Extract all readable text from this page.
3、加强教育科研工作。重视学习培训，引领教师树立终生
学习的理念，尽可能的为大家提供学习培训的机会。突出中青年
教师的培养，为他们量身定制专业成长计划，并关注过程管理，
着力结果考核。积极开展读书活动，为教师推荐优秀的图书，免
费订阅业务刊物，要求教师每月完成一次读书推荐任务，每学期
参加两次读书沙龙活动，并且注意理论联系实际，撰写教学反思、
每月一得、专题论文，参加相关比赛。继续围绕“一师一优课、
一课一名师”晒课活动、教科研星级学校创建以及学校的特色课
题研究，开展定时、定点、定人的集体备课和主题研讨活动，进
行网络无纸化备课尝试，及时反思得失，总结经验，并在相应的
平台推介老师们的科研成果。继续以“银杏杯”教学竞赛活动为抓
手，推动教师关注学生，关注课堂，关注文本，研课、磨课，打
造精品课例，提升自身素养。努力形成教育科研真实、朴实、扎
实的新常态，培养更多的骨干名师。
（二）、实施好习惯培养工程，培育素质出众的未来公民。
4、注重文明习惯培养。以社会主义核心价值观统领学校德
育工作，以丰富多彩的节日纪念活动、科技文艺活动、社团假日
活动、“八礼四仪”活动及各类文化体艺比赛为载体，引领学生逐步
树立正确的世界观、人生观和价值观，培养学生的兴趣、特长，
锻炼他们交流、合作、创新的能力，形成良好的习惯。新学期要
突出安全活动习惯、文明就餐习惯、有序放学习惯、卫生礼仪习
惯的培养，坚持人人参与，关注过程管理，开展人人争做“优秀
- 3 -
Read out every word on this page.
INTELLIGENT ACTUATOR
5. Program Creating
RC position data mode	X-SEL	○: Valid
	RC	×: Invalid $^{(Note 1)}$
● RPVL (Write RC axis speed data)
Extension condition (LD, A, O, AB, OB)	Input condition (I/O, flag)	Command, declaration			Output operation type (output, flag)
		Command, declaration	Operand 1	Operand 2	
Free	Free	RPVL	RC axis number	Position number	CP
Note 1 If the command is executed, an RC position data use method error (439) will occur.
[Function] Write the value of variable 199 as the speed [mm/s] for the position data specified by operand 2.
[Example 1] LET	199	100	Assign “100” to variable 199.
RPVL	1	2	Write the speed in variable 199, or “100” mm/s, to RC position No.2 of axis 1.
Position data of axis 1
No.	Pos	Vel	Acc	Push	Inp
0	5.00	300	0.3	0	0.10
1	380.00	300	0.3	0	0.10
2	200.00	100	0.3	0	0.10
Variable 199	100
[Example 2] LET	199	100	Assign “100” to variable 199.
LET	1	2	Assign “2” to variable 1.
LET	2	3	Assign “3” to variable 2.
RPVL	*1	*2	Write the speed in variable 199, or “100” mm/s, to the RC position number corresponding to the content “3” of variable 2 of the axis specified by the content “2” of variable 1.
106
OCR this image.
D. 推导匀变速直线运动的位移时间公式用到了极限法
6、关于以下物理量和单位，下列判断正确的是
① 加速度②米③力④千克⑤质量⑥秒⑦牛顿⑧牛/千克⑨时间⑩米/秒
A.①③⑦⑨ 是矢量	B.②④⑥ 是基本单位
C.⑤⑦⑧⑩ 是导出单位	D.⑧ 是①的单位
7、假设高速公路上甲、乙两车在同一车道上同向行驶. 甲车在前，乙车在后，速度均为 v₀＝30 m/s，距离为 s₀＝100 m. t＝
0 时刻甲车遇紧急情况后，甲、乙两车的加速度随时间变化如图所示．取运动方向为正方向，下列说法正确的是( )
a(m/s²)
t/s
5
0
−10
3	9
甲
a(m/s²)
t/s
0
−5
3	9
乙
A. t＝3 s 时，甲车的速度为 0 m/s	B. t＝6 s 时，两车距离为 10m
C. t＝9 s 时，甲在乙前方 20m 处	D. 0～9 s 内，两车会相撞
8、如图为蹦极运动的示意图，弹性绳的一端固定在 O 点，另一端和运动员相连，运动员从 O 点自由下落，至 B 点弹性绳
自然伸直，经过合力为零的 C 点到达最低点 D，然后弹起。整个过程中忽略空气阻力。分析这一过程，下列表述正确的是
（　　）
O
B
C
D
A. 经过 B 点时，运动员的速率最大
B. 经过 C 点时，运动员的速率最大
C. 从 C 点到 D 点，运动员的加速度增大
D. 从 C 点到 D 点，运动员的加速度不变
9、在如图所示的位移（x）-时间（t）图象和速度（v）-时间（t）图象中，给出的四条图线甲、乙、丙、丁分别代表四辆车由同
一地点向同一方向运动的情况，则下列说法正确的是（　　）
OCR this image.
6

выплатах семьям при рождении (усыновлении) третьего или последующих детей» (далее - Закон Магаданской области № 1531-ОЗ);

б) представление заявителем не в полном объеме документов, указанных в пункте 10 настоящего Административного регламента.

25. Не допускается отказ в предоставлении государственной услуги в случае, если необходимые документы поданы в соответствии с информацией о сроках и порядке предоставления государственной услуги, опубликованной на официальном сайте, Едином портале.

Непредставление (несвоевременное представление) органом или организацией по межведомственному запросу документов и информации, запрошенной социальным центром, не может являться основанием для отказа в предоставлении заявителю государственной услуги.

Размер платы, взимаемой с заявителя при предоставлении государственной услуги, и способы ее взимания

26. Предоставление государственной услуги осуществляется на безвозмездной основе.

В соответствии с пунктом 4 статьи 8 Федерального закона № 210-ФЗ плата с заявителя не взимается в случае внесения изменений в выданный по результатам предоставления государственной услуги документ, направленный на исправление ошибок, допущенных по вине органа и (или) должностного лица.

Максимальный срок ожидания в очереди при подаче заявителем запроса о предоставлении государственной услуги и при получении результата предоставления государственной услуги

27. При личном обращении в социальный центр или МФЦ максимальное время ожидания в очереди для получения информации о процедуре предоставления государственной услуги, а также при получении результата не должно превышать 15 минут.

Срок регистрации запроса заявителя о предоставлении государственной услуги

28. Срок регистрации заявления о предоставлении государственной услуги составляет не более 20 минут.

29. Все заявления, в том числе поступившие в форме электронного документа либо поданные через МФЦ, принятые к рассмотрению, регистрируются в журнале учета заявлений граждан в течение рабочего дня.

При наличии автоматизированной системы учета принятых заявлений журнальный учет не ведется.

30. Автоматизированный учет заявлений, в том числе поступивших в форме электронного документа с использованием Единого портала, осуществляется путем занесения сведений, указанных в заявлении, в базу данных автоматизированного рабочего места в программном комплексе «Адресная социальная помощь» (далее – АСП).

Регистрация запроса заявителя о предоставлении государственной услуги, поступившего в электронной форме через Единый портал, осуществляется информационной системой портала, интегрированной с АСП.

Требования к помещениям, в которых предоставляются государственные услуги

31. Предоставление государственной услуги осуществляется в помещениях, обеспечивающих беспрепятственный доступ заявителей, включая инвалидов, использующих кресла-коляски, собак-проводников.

..............................

> _WHAT NEEDS TO BE DONE_: Using the listing, collect all lines in which the string "указанных" is found.

> _CORRECT RESPONSE_:
б) представление заявителем не в полном объеме документов, указанных в пункте 10 настоящего Административного регламента.
30. Автоматизированный учет заявлений, в том числе поступивших в форме электронного документа с использованием Единого портала, осуществляется путем занесения сведений, указанных в заявлении, в базу данных автоматизированного рабочего места в программном комплексе «Адресная социальная помощь» (далее – АСП).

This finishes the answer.